[Stored data]
>> Start

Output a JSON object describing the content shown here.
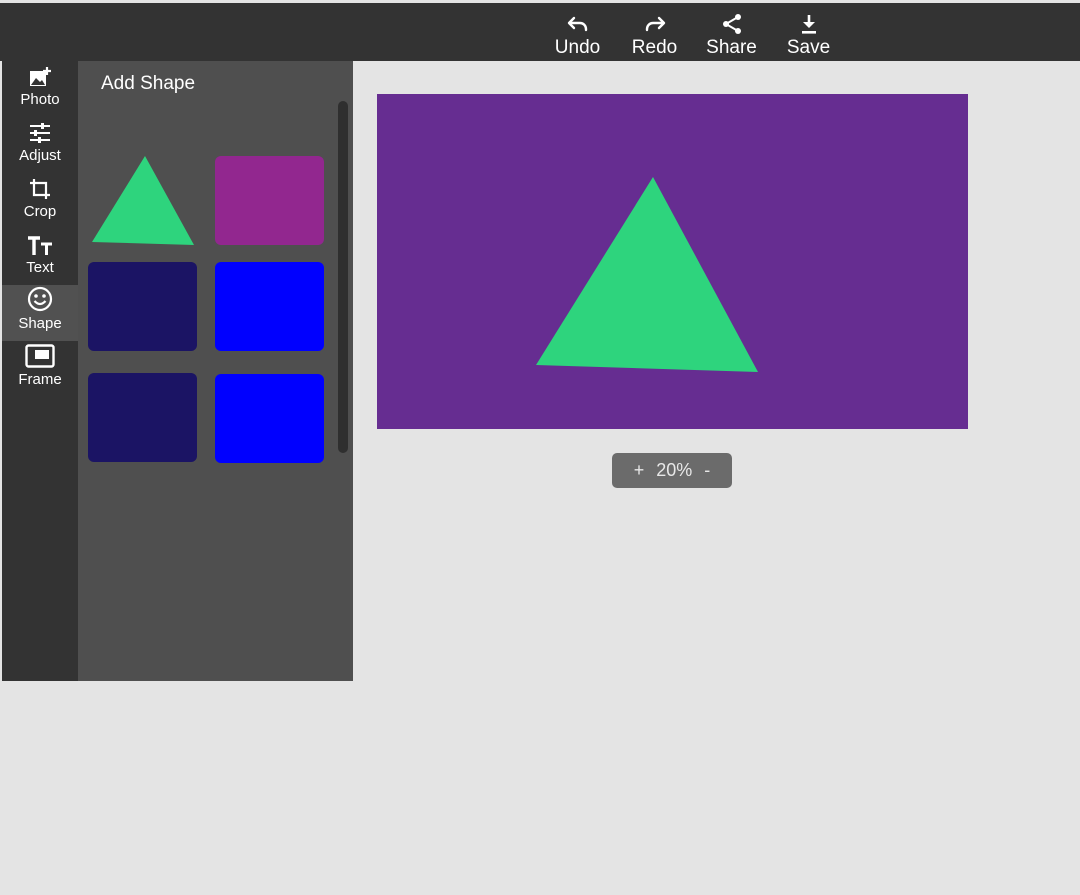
{
  "toolbar": {
    "actions": [
      {
        "label": "Undo",
        "icon": "undo-icon"
      },
      {
        "label": "Redo",
        "icon": "redo-icon"
      },
      {
        "label": "Share",
        "icon": "share-icon"
      },
      {
        "label": "Save",
        "icon": "download-icon"
      }
    ]
  },
  "sidebar": {
    "items": [
      {
        "label": "Photo",
        "icon": "add-photo-icon"
      },
      {
        "label": "Adjust",
        "icon": "sliders-icon"
      },
      {
        "label": "Crop",
        "icon": "crop-icon"
      },
      {
        "label": "Text",
        "icon": "text-size-icon"
      },
      {
        "label": "Shape",
        "icon": "smiley-icon",
        "active": true
      },
      {
        "label": "Frame",
        "icon": "frame-icon"
      }
    ]
  },
  "panel": {
    "title": "Add Shape",
    "shapes": [
      {
        "kind": "triangle",
        "color": "#2ed47d"
      },
      {
        "kind": "rectangle",
        "color": "#92278f"
      },
      {
        "kind": "rectangle",
        "color": "#1b1464"
      },
      {
        "kind": "rectangle",
        "color": "#0000ff"
      },
      {
        "kind": "rectangle",
        "color": "#1b1464"
      },
      {
        "kind": "rectangle",
        "color": "#0000ff"
      }
    ]
  },
  "canvas": {
    "background": "#662d91",
    "shape": {
      "kind": "triangle",
      "color": "#2ed47d"
    }
  },
  "zoom": {
    "plus": "+",
    "value": "20%",
    "minus": "-"
  },
  "colors": {
    "toolbar": "#333333",
    "panel": "#4f4f4f",
    "workspace": "#e4e4e4"
  }
}
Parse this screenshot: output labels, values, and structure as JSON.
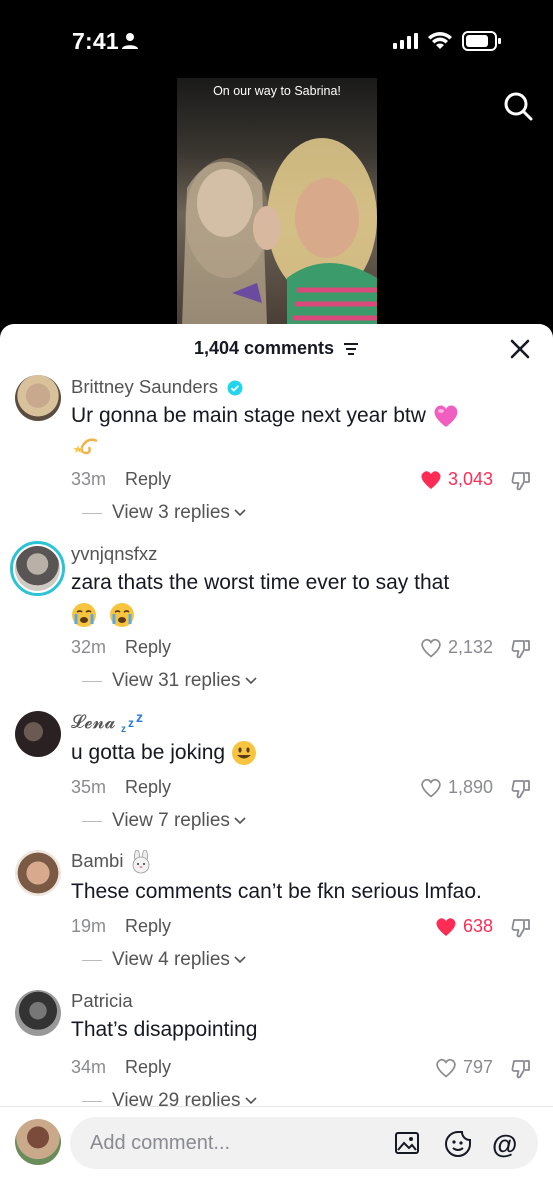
{
  "status_bar": {
    "time": "7:41"
  },
  "video": {
    "caption": "On our way to Sabrina!"
  },
  "comments_header": {
    "count_label": "1,404 comments"
  },
  "comments": [
    {
      "username": "Brittney Saunders",
      "verified": true,
      "text": "Ur gonna be main stage next year btw",
      "age": "33m",
      "reply_label": "Reply",
      "likes": "3,043",
      "liked": true,
      "view_replies": "View 3 replies"
    },
    {
      "username": "yvnjqnsfxz",
      "verified": false,
      "text": "zara thats the worst time ever to say that",
      "age": "32m",
      "reply_label": "Reply",
      "likes": "2,132",
      "liked": false,
      "view_replies": "View 31 replies"
    },
    {
      "username": "𝓛𝓮𝓷𝓪",
      "verified": false,
      "text": "u gotta be joking",
      "age": "35m",
      "reply_label": "Reply",
      "likes": "1,890",
      "liked": false,
      "view_replies": "View 7 replies"
    },
    {
      "username": "Bambi",
      "verified": false,
      "text": "These comments can’t be fkn serious lmfao.",
      "age": "19m",
      "reply_label": "Reply",
      "likes": "638",
      "liked": true,
      "view_replies": "View 4 replies"
    },
    {
      "username": "Patricia",
      "verified": false,
      "text": "That’s disappointing",
      "age": "34m",
      "reply_label": "Reply",
      "likes": "797",
      "liked": false,
      "view_replies": "View 29 replies"
    }
  ],
  "composer": {
    "placeholder": "Add comment..."
  },
  "colors": {
    "like_red": "#fe2c55",
    "verified_blue": "#20d5ec",
    "ring": "#2bc3d6"
  }
}
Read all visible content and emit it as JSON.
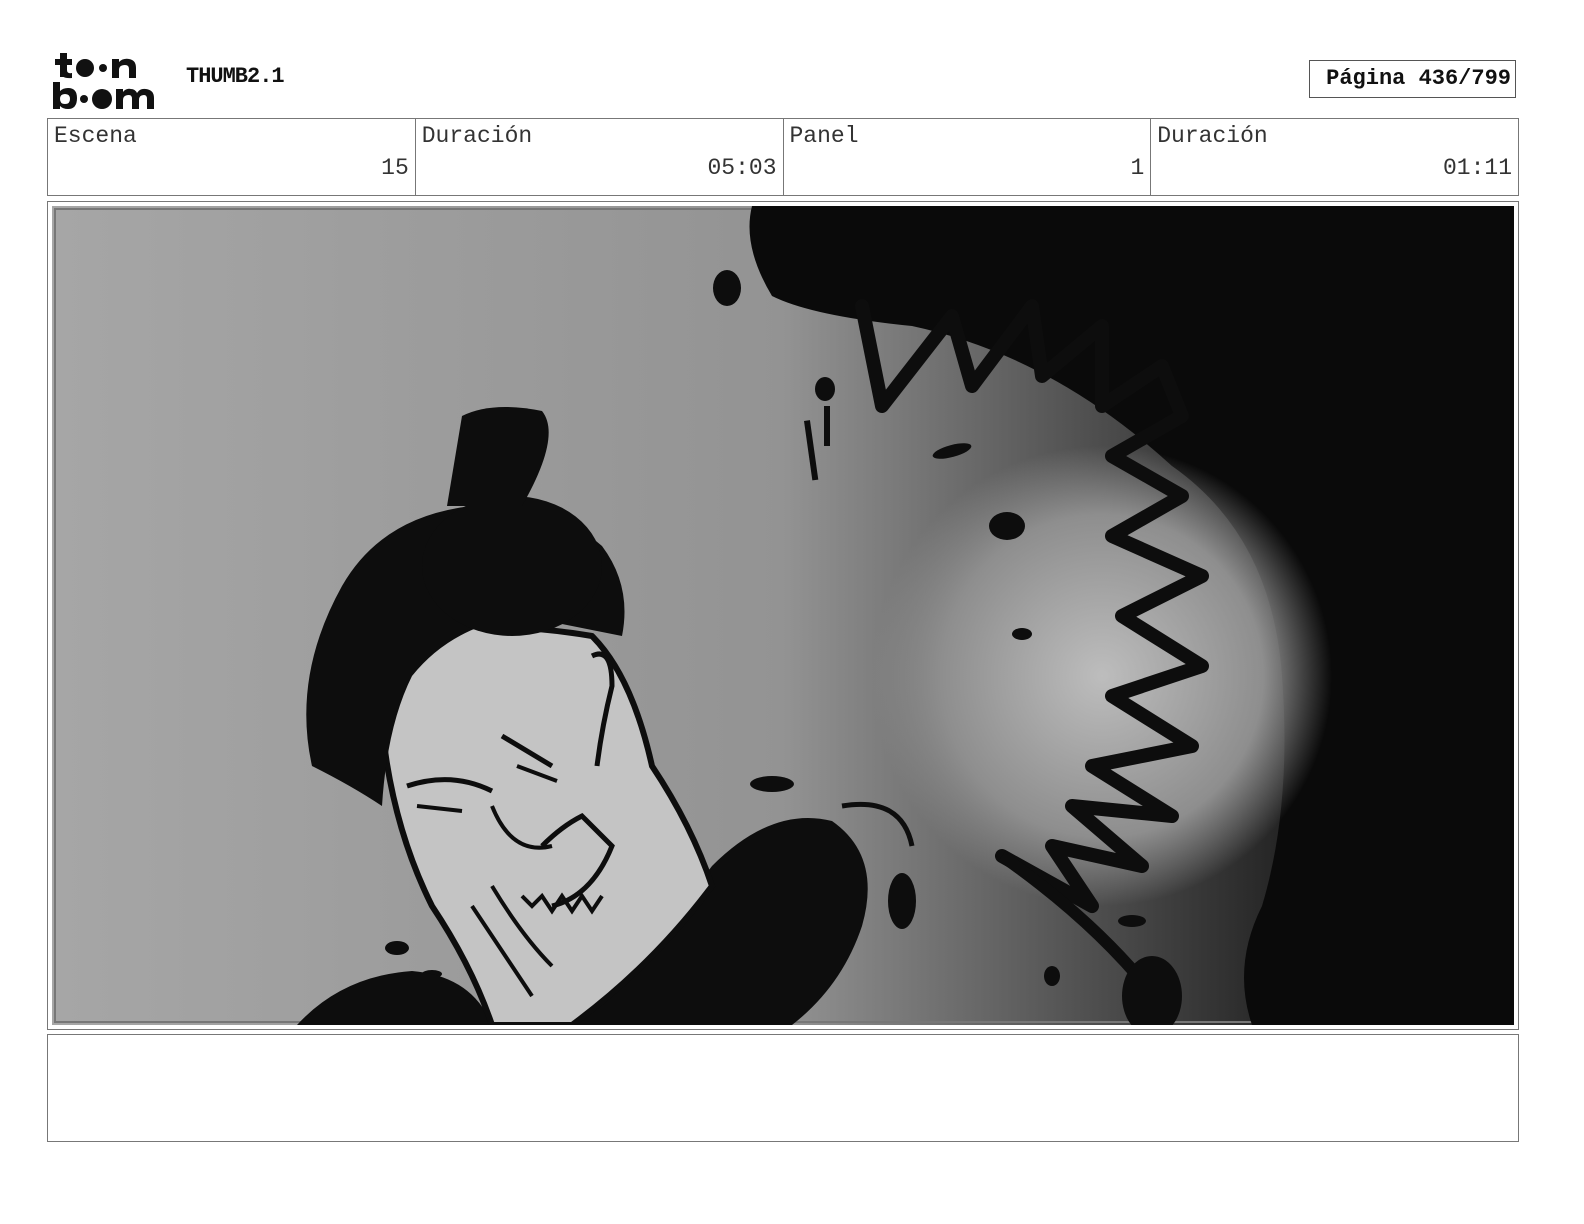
{
  "header": {
    "logo_top": "toon",
    "logo_bottom": "boom",
    "title": "THUMB2.1",
    "page": "Página 436/799"
  },
  "info": [
    {
      "label": "Escena",
      "value": "15"
    },
    {
      "label": "Duración",
      "value": "05:03"
    },
    {
      "label": "Panel",
      "value": "1"
    },
    {
      "label": "Duración",
      "value": "01:11"
    }
  ],
  "panel": {
    "image": "storyboard-sketch-samurai-and-giant-mouth"
  },
  "notes": {
    "text": ""
  }
}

>> End

■ What you will do ■
Copy all lines of the material above where the string "replies" occurs.

■ Solution ■
      "view_replies": "View 3 replies"
      "view_replies": "View 31 replies"
      "view_replies": "View 7 replies"
      "view_replies": "View 4 replies"
      "view_replies": "View 29 replies"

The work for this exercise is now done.